Recorded data

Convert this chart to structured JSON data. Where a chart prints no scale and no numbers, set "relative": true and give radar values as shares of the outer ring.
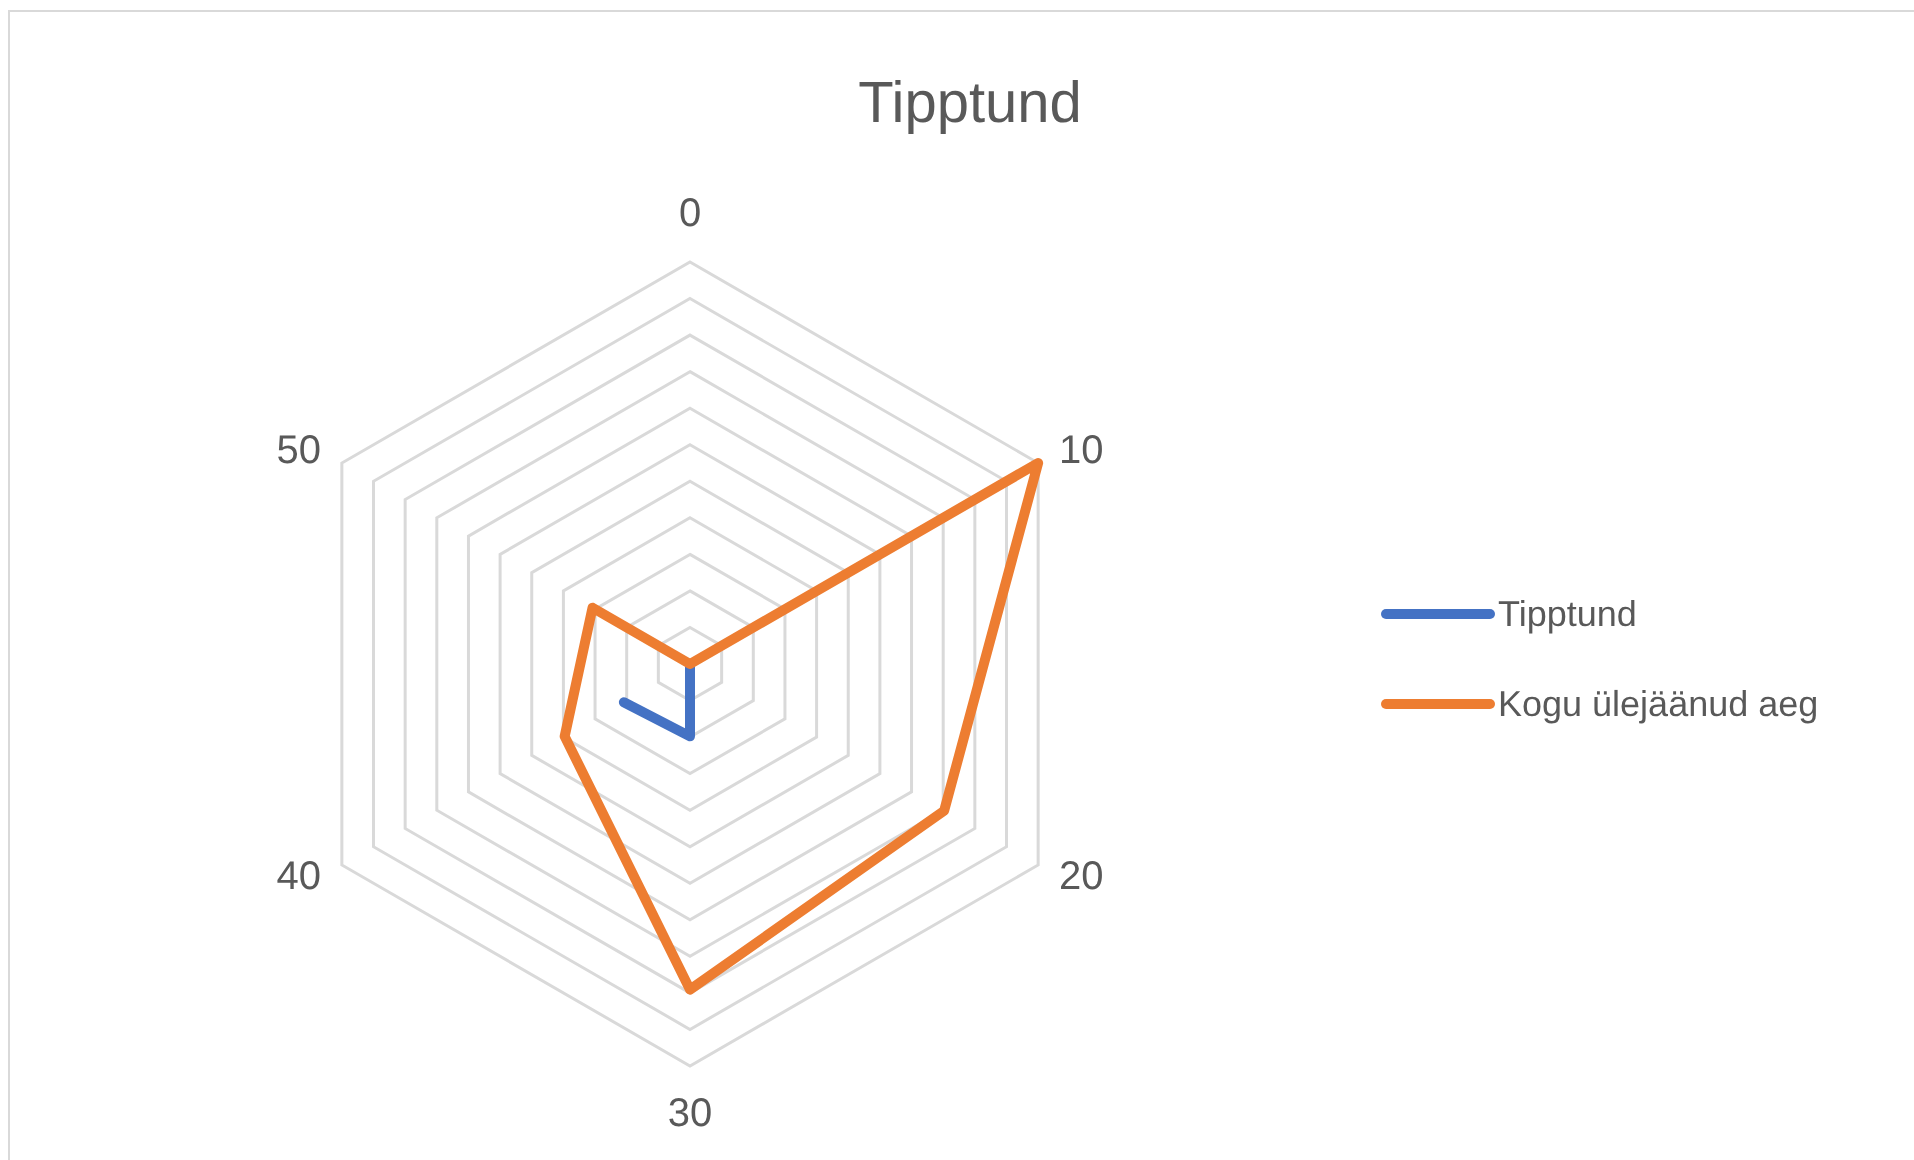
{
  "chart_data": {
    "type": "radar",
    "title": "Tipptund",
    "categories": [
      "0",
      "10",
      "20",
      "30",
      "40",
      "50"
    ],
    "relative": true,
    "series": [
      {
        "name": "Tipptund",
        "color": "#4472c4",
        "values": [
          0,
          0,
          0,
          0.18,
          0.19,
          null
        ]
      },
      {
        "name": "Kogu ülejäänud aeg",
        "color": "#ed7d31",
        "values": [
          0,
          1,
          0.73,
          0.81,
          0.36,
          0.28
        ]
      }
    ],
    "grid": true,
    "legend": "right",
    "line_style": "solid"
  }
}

### GOAL
Copy the records exactly as they appear, excluding images.

### RESPONSE
Convert this chart to structured JSON data. Where a chart prints no scale and no numbers, set "relative": true and give radar values as shares of the outer ring.
{
  "chart_data": {
    "type": "radar",
    "title": "Tipptund",
    "categories": [
      "0",
      "10",
      "20",
      "30",
      "40",
      "50"
    ],
    "relative": true,
    "series": [
      {
        "name": "Tipptund",
        "color": "#4472c4",
        "values": [
          0,
          0,
          0,
          0.18,
          0.19,
          null
        ]
      },
      {
        "name": "Kogu ülejäänud aeg",
        "color": "#ed7d31",
        "values": [
          0,
          1,
          0.73,
          0.81,
          0.36,
          0.28
        ]
      }
    ],
    "grid": true,
    "legend": "right",
    "line_style": "solid"
  }
}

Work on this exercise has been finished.